— What to produce —
Go through the material and pull out every line with the string "News" in it.

⟨

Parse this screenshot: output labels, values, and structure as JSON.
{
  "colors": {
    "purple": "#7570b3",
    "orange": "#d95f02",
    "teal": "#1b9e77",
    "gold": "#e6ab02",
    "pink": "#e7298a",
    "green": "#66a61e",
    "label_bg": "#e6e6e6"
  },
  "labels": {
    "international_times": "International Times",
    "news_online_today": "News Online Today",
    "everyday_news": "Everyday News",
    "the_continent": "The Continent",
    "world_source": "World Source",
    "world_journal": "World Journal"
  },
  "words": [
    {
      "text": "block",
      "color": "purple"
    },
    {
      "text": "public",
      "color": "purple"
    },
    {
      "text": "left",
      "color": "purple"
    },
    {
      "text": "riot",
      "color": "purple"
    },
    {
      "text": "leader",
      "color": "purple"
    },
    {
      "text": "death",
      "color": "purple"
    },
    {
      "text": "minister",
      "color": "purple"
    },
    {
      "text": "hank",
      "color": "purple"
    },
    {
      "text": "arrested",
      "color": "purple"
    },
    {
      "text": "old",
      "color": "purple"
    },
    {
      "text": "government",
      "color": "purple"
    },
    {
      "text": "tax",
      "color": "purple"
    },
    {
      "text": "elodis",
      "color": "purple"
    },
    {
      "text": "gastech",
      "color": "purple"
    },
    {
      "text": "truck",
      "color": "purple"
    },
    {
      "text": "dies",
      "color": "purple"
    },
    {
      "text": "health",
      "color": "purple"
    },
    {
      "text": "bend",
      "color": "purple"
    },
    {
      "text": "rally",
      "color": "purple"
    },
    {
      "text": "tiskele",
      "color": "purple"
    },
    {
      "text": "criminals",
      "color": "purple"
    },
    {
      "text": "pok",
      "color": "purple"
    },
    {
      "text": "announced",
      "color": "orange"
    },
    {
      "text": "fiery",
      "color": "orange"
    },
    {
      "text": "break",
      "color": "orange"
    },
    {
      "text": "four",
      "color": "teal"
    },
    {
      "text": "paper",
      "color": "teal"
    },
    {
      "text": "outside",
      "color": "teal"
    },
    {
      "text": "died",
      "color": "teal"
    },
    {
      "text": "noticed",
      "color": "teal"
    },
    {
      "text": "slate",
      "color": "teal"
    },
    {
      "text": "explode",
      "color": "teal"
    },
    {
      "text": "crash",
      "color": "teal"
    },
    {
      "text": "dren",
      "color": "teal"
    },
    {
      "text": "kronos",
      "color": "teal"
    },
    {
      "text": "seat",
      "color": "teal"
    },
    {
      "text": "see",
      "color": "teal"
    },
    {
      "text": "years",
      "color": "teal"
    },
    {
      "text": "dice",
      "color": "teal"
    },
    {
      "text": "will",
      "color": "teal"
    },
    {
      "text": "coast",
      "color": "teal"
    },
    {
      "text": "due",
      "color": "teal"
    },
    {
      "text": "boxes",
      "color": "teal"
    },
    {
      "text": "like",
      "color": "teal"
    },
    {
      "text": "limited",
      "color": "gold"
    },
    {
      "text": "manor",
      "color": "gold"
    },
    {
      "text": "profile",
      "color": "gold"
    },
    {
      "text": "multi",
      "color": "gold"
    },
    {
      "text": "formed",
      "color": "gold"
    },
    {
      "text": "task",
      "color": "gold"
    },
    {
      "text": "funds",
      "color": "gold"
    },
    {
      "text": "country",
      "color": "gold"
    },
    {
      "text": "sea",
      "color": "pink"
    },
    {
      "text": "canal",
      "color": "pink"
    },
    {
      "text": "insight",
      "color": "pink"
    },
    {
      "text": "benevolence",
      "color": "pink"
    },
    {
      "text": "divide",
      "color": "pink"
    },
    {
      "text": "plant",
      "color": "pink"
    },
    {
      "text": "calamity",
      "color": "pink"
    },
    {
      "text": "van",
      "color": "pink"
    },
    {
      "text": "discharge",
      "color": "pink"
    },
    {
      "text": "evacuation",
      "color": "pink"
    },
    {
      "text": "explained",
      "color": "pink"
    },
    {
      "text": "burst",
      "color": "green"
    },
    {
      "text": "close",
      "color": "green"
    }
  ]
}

⟩

— Task answer —
    "news_online_today": "News Online Today",
    "everyday_news": "Everyday News",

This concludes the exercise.